(GOAL OF THE EXERCISE):
Gather every row below that contains the string "units" and copy each one in full. Case counts.

(AVAILABLE RECORDS):
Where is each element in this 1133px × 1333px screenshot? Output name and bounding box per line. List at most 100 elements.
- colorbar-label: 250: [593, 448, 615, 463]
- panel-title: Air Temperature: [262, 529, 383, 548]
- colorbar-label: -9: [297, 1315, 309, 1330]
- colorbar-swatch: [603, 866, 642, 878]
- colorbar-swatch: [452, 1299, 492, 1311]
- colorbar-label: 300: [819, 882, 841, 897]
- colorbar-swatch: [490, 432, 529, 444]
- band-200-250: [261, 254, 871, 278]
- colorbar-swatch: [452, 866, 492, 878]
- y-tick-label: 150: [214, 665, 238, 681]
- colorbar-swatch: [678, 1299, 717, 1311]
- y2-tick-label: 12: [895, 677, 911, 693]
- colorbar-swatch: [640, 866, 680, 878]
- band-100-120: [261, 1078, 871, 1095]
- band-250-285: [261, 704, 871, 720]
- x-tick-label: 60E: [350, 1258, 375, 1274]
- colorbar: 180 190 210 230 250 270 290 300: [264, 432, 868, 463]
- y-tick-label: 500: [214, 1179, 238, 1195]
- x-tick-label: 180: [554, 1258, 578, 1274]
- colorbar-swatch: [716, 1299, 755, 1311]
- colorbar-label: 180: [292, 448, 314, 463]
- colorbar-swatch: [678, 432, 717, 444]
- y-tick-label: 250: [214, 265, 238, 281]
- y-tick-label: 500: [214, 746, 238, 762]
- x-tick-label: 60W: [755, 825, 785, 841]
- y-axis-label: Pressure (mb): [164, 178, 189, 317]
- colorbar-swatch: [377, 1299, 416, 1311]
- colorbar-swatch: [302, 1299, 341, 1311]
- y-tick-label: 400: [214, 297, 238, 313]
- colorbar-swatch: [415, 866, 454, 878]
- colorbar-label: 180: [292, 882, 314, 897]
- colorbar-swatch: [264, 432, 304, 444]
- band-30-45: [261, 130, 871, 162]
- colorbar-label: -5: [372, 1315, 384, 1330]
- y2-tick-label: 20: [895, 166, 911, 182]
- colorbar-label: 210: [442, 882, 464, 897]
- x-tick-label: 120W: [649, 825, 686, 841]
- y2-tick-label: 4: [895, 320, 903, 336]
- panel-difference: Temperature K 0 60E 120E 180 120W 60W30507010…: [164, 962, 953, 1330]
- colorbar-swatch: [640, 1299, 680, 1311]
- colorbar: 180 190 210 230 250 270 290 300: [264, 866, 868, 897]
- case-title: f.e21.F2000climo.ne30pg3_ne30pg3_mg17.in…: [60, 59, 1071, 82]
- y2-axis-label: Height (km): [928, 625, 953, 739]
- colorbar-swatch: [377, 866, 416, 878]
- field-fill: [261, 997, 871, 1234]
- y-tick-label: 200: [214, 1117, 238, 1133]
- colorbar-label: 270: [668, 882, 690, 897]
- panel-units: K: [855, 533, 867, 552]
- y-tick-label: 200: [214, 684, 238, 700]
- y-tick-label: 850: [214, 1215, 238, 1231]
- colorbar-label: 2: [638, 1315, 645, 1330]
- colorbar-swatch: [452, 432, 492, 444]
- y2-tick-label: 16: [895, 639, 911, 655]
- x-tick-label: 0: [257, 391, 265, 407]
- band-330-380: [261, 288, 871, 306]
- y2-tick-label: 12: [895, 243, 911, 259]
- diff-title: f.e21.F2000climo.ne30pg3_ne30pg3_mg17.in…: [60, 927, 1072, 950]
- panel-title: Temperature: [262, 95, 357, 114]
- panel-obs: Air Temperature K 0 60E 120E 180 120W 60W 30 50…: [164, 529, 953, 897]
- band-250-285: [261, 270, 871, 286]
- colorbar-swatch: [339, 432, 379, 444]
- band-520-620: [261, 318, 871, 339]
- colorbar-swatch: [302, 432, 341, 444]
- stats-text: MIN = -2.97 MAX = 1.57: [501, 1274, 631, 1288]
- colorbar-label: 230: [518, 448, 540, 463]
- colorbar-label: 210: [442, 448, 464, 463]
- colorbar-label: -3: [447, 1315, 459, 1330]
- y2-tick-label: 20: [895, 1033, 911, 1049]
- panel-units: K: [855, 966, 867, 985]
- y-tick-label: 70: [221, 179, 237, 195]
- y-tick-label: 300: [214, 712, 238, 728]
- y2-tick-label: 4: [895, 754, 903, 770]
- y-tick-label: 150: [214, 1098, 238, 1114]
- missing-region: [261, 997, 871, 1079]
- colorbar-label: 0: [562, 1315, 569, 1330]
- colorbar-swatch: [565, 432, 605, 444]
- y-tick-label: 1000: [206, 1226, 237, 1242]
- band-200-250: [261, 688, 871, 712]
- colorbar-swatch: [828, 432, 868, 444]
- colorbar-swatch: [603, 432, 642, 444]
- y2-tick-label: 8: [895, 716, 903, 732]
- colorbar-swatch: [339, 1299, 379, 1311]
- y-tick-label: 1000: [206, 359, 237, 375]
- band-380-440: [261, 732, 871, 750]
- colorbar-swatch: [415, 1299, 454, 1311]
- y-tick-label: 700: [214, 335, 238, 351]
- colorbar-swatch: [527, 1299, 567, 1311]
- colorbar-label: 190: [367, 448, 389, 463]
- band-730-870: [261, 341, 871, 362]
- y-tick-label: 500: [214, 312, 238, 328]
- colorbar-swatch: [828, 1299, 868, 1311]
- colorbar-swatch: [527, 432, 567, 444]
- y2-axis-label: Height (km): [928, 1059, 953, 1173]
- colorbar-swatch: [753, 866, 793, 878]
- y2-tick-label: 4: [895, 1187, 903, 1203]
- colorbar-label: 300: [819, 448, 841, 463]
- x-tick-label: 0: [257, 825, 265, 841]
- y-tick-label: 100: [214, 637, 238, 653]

(OUTPUT OF THE TASK):
- panel-units: K: [855, 533, 867, 552]
- panel-units: K: [855, 966, 867, 985]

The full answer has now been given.